§ **Aim**: Gather every line holding the string "distillation".

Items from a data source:
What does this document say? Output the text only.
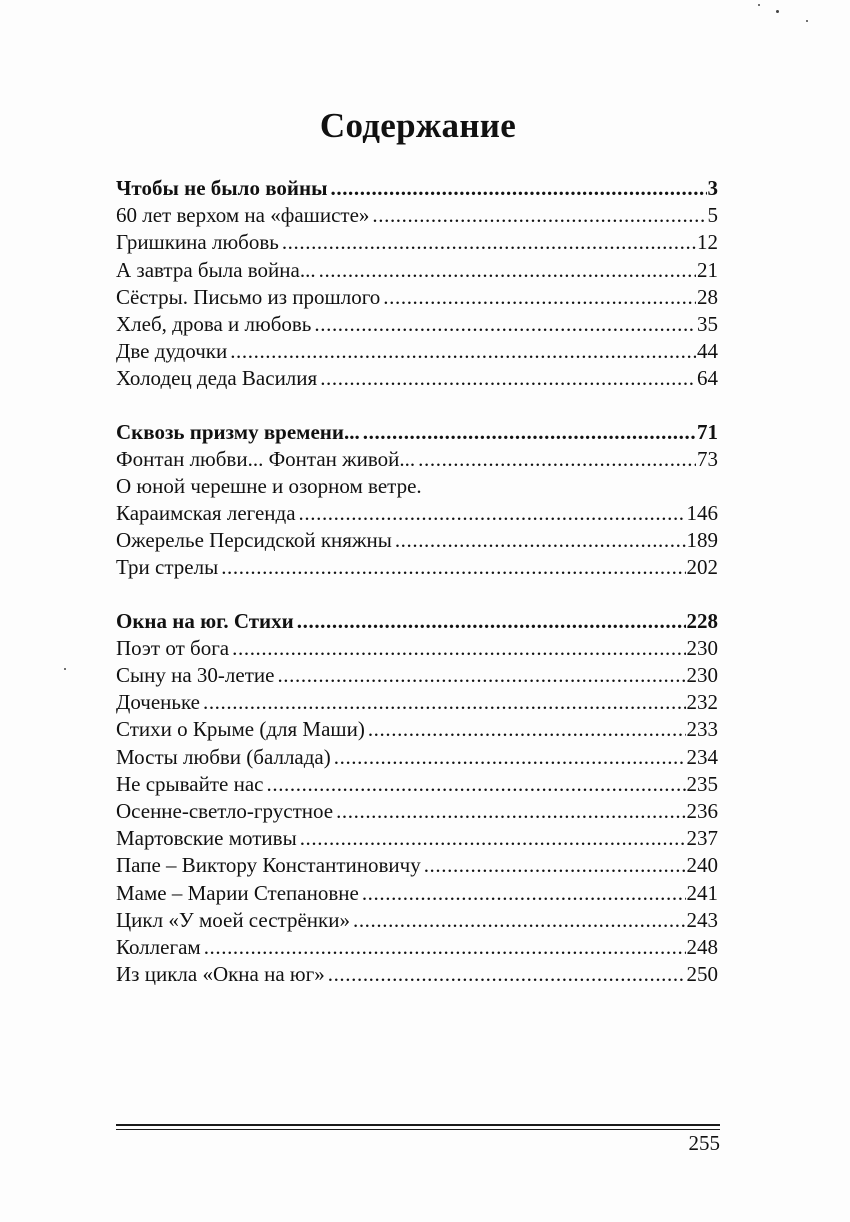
Содержание
Чтобы не было войны .....	3
60 лет верхом на «фашисте» .....	5
Гришкина любовь .....	12
А завтра была война... .....	21
Сёстры. Письмо из прошлого .....	28
Хлеб, дрова и любовь .....	35
Две дудочки .....	44
Холодец деда Василия .....	64
Сквозь призму времени... .....	71
Фонтан любви... Фонтан живой... .....	73
О юной черешне и озорном ветре.
Караимская легенда .....	146
Ожерелье Персидской княжны .....	189
Три стрелы .....	202
Окна на юг. Стихи .....	228
Поэт от бога .....	230
Сыну на 30-летие .....	230
Доченьке .....	232
Стихи о Крыме (для Маши) .....	233
Мосты любви (баллада) .....	234
Не срывайте нас .....	235
Осенне-светло-грустное .....	236
Мартовские мотивы .....	237
Папе – Виктору Константиновичу .....	240
Маме – Марии Степановне .....	241
Цикл «У моей сестрёнки» .....	243
Коллегам .....	248
Из цикла «Окна на юг» .....	250
255
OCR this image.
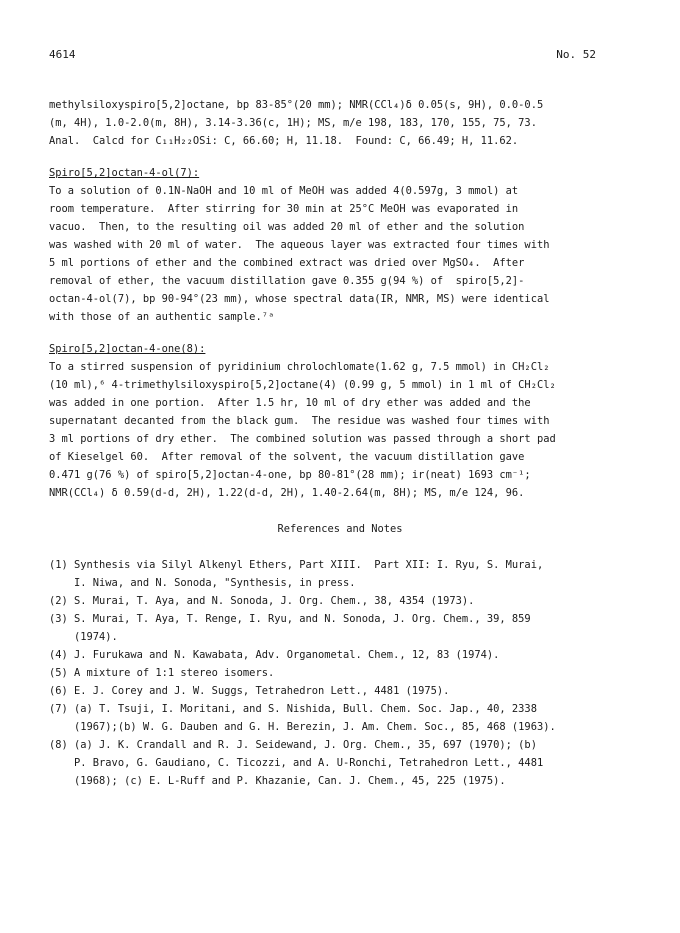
4614	No. 52
methylsiloxyspiro[5,2]octane, bp 83-85°(20 mm); NMR(CCl₄)δ 0.05(s, 9H), 0.0-0.5
(m, 4H), 1.0-2.0(m, 8H), 3.14-3.36(c, 1H); MS, m/e 198, 183, 170, 155, 75, 73.
Anal.  Calcd for C₁₁H₂₂OSi: C, 66.60; H, 11.18.  Found: C, 66.49; H, 11.62.
Spiro[5,2]octan-4-ol(7):
To a solution of 0.1N-NaOH and 10 ml of MeOH was added 4(0.597g, 3 mmol) at
room temperature.  After stirring for 30 min at 25°C MeOH was evaporated in
vacuo.  Then, to the resulting oil was added 20 ml of ether and the solution
was washed with 20 ml of water.  The aqueous layer was extracted four times with
5 ml portions of ether and the combined extract was dried over MgSO₄.  After
removal of ether, the vacuum distillation gave 0.355 g(94 %) of  spiro[5,2]-
octan-4-ol(7), bp 90-94°(23 mm), whose spectral data(IR, NMR, MS) were identical
with those of an authentic sample.⁷ᵃ
Spiro[5,2]octan-4-one(8):
To a stirred suspension of pyridinium chrolochlomate(1.62 g, 7.5 mmol) in CH₂Cl₂
(10 ml),⁶ 4-trimethylsiloxyspiro[5,2]octane(4) (0.99 g, 5 mmol) in 1 ml of CH₂Cl₂
was added in one portion.  After 1.5 hr, 10 ml of dry ether was added and the
supernatant decanted from the black gum.  The residue was washed four times with
3 ml portions of dry ether.  The combined solution was passed through a short pad
of Kieselgel 60.  After removal of the solvent, the vacuum distillation gave
0.471 g(76 %) of spiro[5,2]octan-4-one, bp 80-81°(28 mm); ir(neat) 1693 cm⁻¹;
NMR(CCl₄) δ 0.59(d-d, 2H), 1.22(d-d, 2H), 1.40-2.64(m, 8H); MS, m/e 124, 96.
References and Notes
(1) Synthesis via Silyl Alkenyl Ethers, Part XIII.  Part XII: I. Ryu, S. Murai,
I. Niwa, and N. Sonoda, "Synthesis, in press.
(2) S. Murai, T. Aya, and N. Sonoda, J. Org. Chem., 38, 4354 (1973).
(3) S. Murai, T. Aya, T. Renge, I. Ryu, and N. Sonoda, J. Org. Chem., 39, 859
(1974).
(4) J. Furukawa and N. Kawabata, Adv. Organometal. Chem., 12, 83 (1974).
(5) A mixture of 1:1 stereo isomers.
(6) E. J. Corey and J. W. Suggs, Tetrahedron Lett., 4481 (1975).
(7) (a) T. Tsuji, I. Moritani, and S. Nishida, Bull. Chem. Soc. Jap., 40, 2338
(1967);(b) W. G. Dauben and G. H. Berezin, J. Am. Chem. Soc., 85, 468 (1963).
(8) (a) J. K. Crandall and R. J. Seidewand, J. Org. Chem., 35, 697 (1970); (b)
P. Bravo, G. Gaudiano, C. Ticozzi, and A. U-Ronchi, Tetrahedron Lett., 4481
(1968); (c) E. L-Ruff and P. Khazanie, Can. J. Chem., 45, 225 (1975).
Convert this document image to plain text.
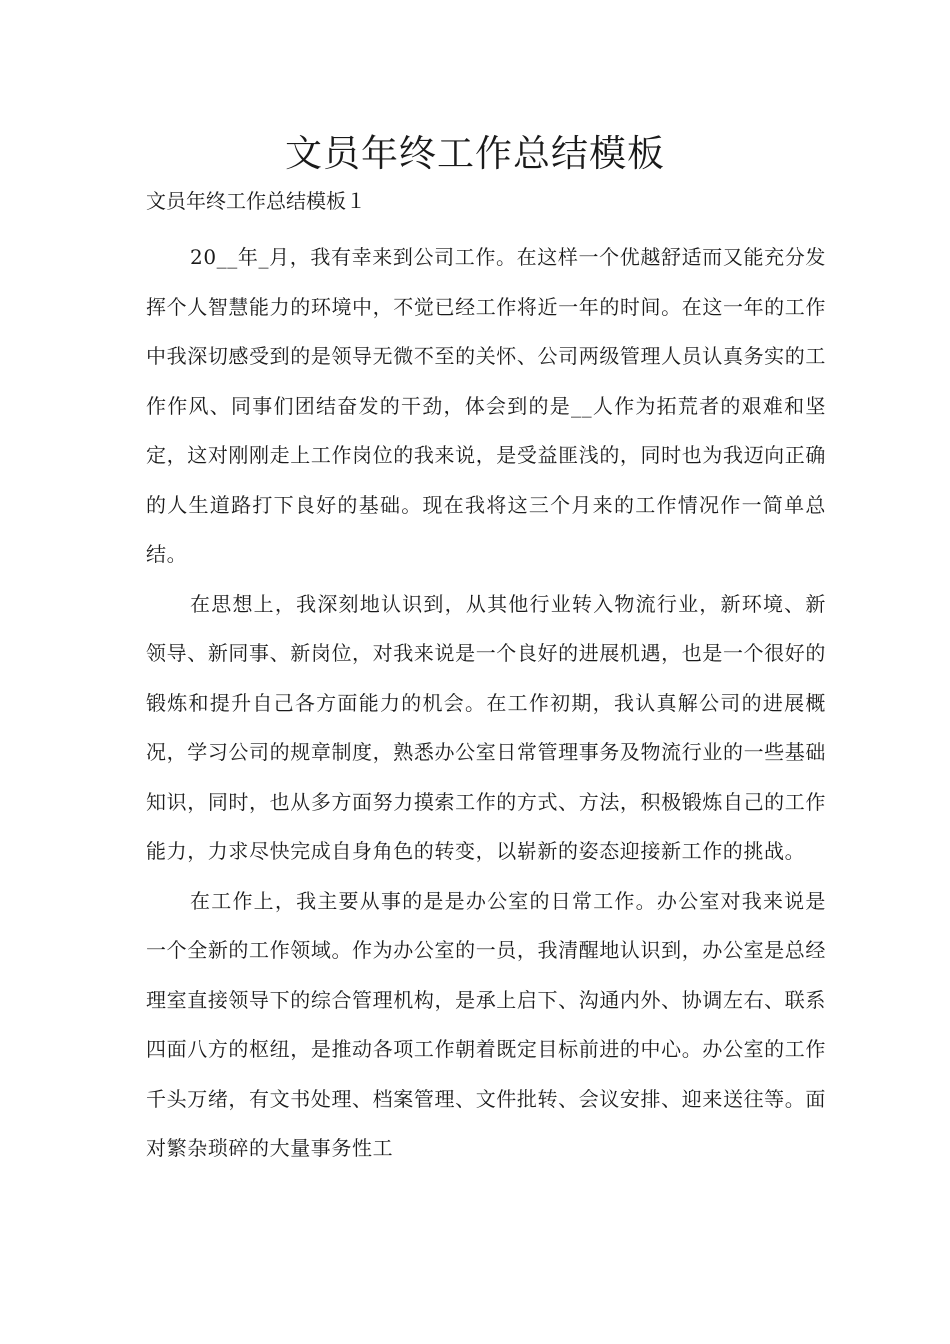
文员年终工作总结模板

文员年终工作总结模板１

20__年_月，我有幸来到公司工作。在这样一个优越舒适而又能充分发挥个人智慧能力的环境中，不觉已经工作将近一年的时间。在这一年的工作中我深切感受到的是领导无微不至的关怀、公司两级管理人员认真务实的工作作风、同事们团结奋发的干劲，体会到的是__人作为拓荒者的艰难和坚定，这对刚刚走上工作岗位的我来说，是受益匪浅的，同时也为我迈向正确的人生道路打下良好的基础。现在我将这三个月来的工作情况作一简单总结。

在思想上，我深刻地认识到，从其他行业转入物流行业，新环境、新领导、新同事、新岗位，对我来说是一个良好的进展机遇，也是一个很好的锻炼和提升自己各方面能力的机会。在工作初期，我认真解公司的进展概况，学习公司的规章制度，熟悉办公室日常管理事务及物流行业的一些基础知识，同时，也从多方面努力摸索工作的方式、方法，积极锻炼自己的工作能力，力求尽快完成自身角色的转变，以崭新的姿态迎接新工作的挑战。

在工作上，我主要从事的是是办公室的日常工作。办公室对我来说是一个全新的工作领域。作为办公室的一员，我清醒地认识到，办公室是总经理室直接领导下的综合管理机构，是承上启下、沟通内外、协调左右、联系四面八方的枢纽，是推动各项工作朝着既定目标前进的中心。办公室的工作千头万绪，有文书处理、档案管理、文件批转、会议安排、迎来送往等。面对繁杂琐碎的大量事务性工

§ **Solution to this exercise**:
removal of ether, the vacuum distillation gave 0.355 g(94 %) of  spiro[5,2]-
of Kieselgel 60.  After removal of the solvent, the vacuum distillation gave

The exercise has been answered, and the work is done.